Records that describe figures

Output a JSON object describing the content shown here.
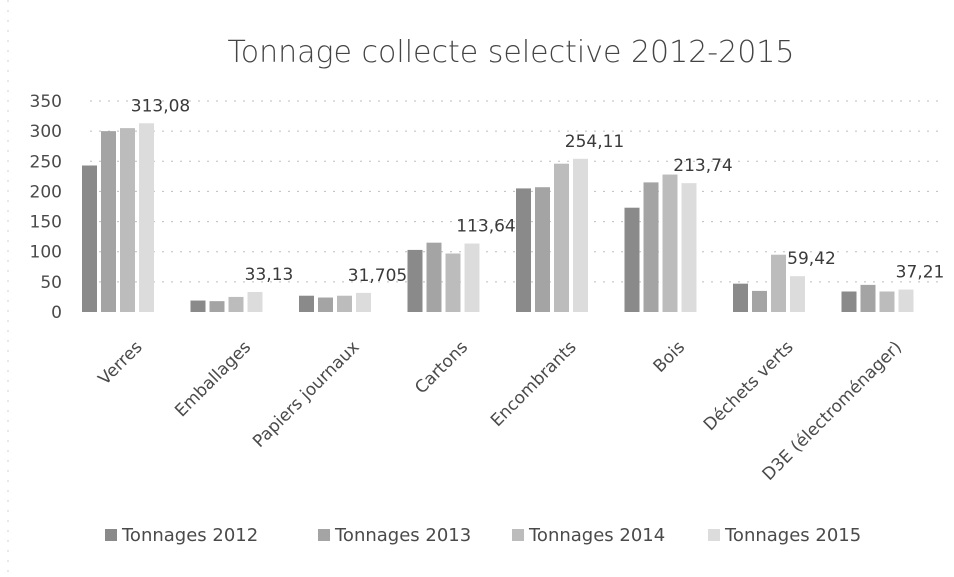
{
  "chart_data": {
    "type": "bar",
    "title": "Tonnage collecte selective 2012-2015",
    "xlabel": "",
    "ylabel": "",
    "ylim": [
      0,
      350
    ],
    "yticks": [
      0,
      50,
      100,
      150,
      200,
      250,
      300,
      350
    ],
    "grid": true,
    "legend_position": "bottom",
    "categories": [
      "Verres",
      "Emballages",
      "Papiers journaux",
      "Cartons",
      "Encombrants",
      "Bois",
      "Déchets verts",
      "D3E (électroménager)"
    ],
    "series": [
      {
        "name": "Tonnages 2012",
        "color": "#8a8a8a",
        "values": [
          243,
          19,
          27,
          103,
          205,
          173,
          47,
          34
        ]
      },
      {
        "name": "Tonnages 2013",
        "color": "#a4a4a4",
        "values": [
          300,
          18,
          24,
          115,
          207,
          215,
          35,
          45
        ]
      },
      {
        "name": "Tonnages 2014",
        "color": "#bcbcbc",
        "values": [
          305,
          25,
          27,
          97,
          246,
          228,
          95,
          34
        ]
      },
      {
        "name": "Tonnages 2015",
        "color": "#dcdcdc",
        "values": [
          313.08,
          33.13,
          31.705,
          113.64,
          254.11,
          213.74,
          59.42,
          37.21
        ]
      }
    ],
    "data_labels": [
      "313,08",
      "33,13",
      "31,705",
      "113,64",
      "254,11",
      "213,74",
      "59,42",
      "37,21"
    ]
  }
}
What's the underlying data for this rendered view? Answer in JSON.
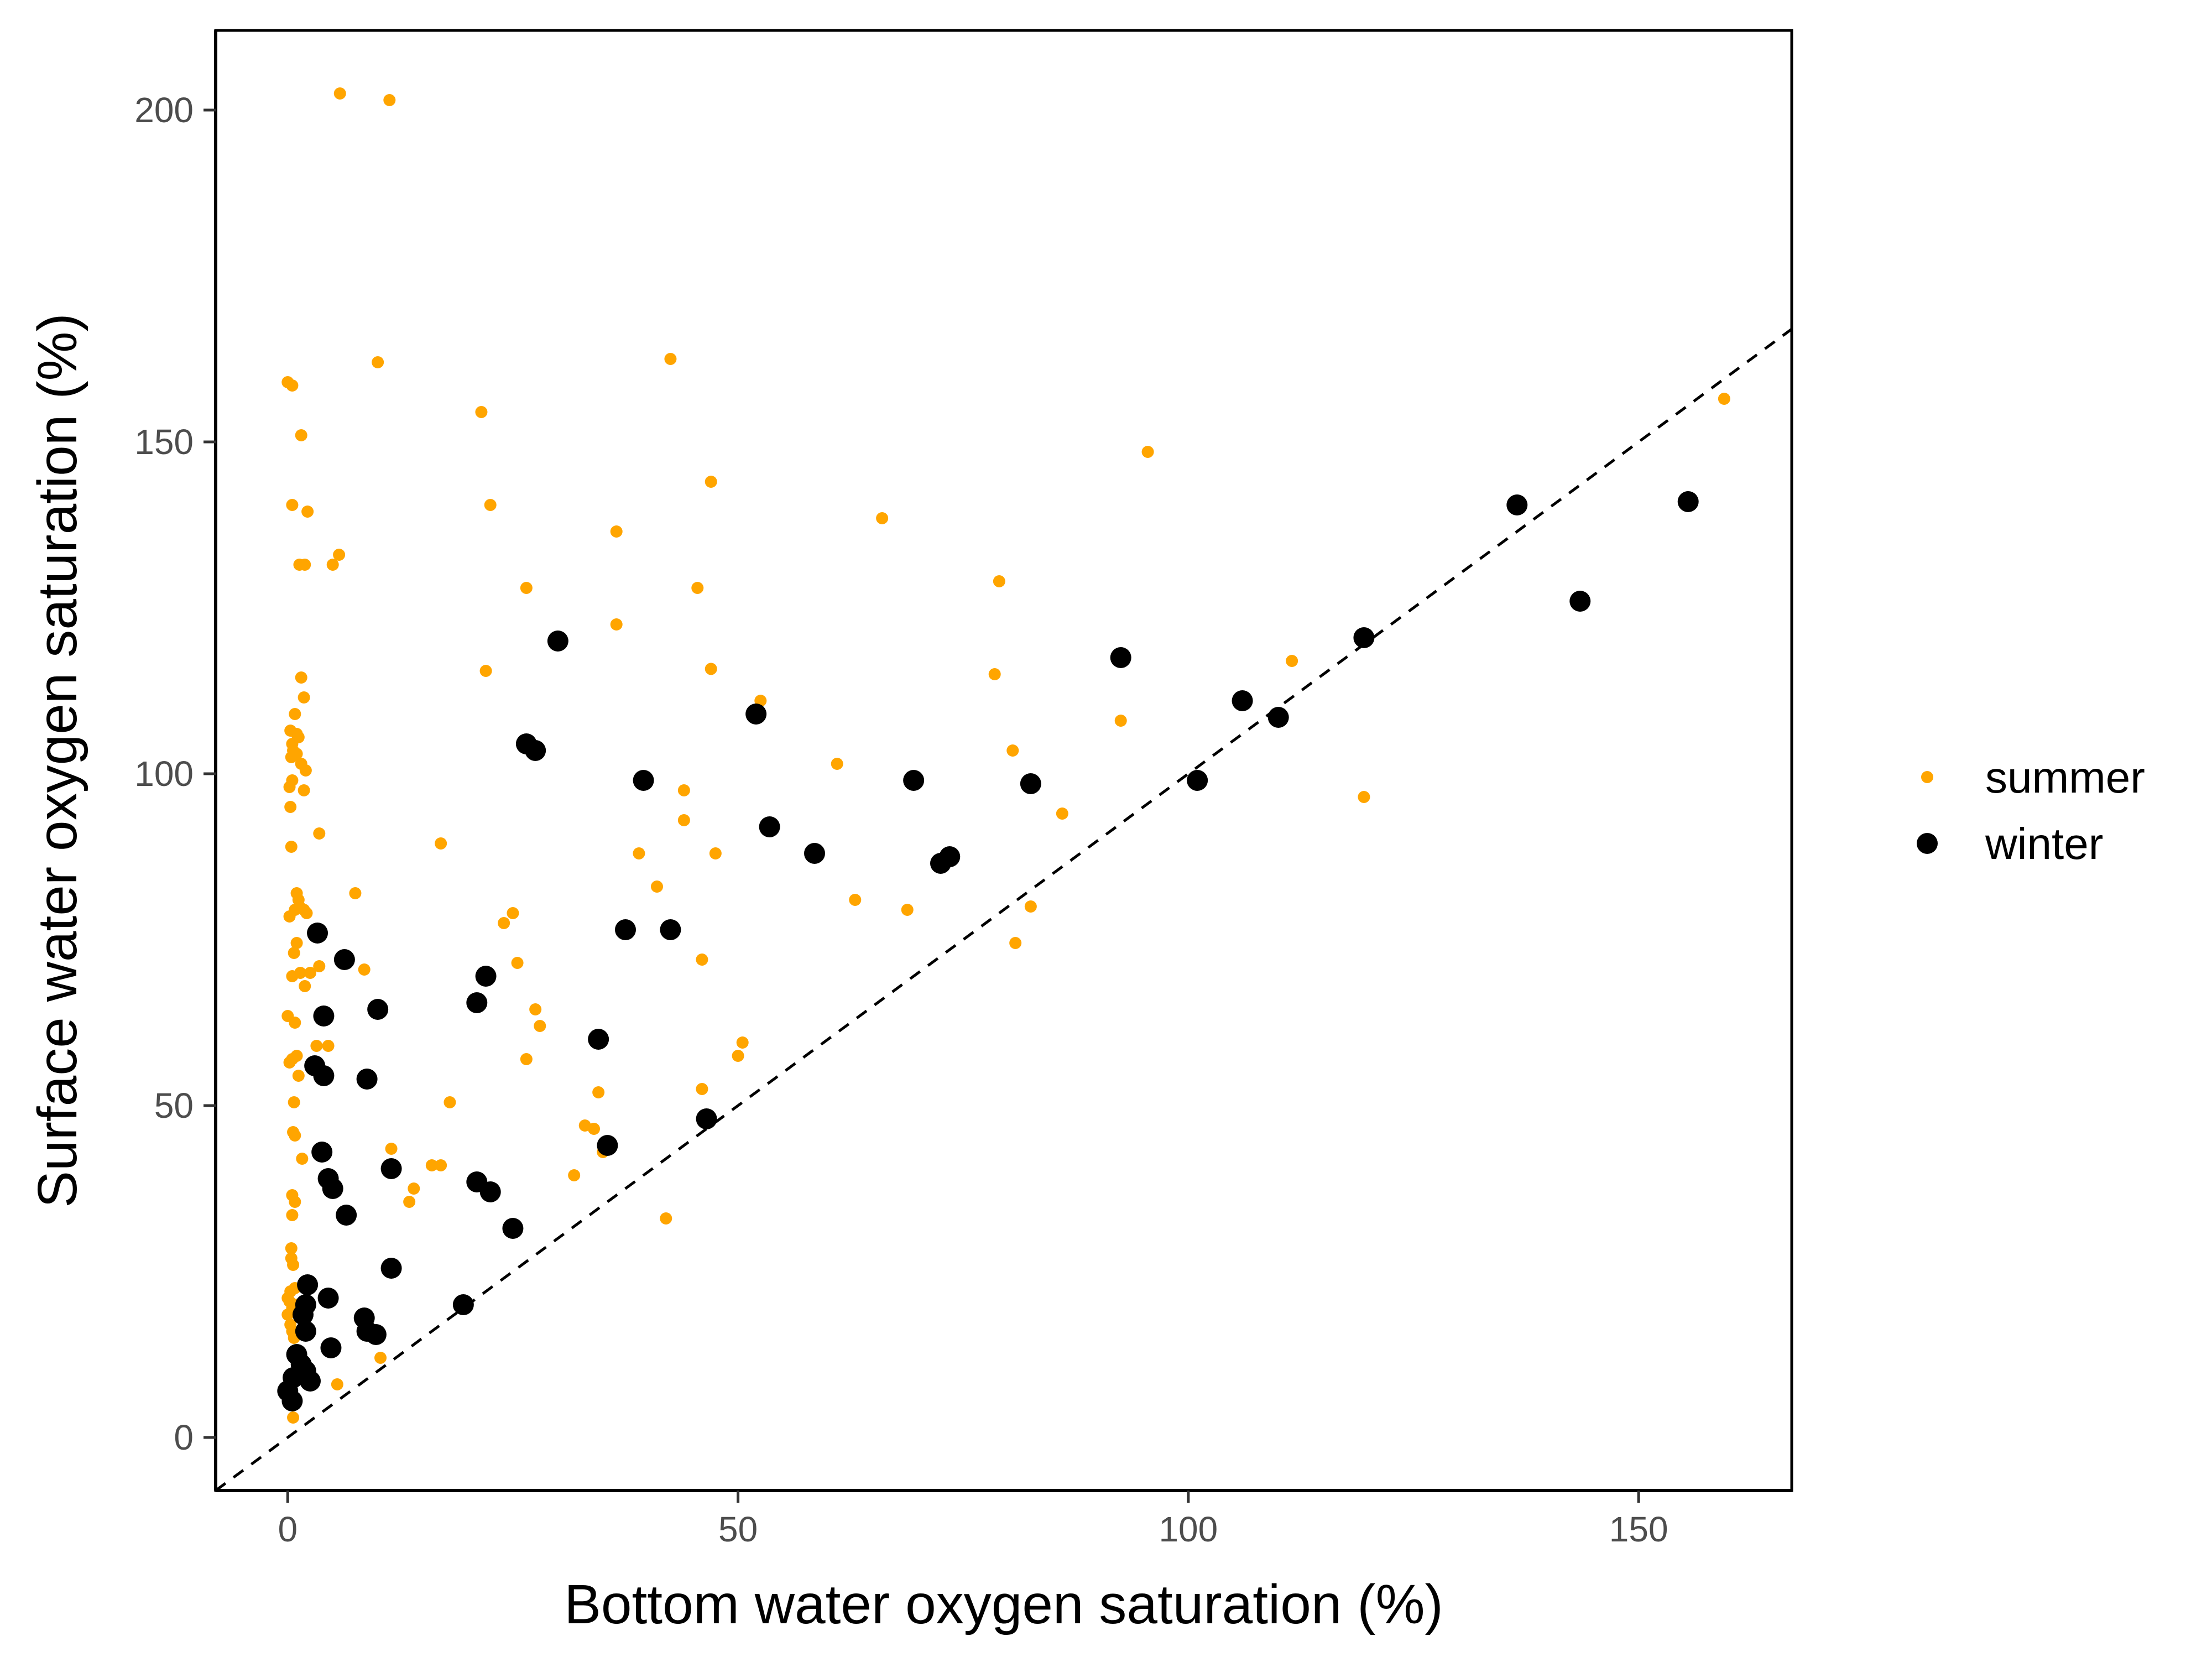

**Challenge**
Find the word "color" and list each line it appears in.

**Full answer**
        "color": "#8a8a8a",
        "color": "#a4a4a4",
        "color": "#bcbcbc",
        "color": "#dcdcdc",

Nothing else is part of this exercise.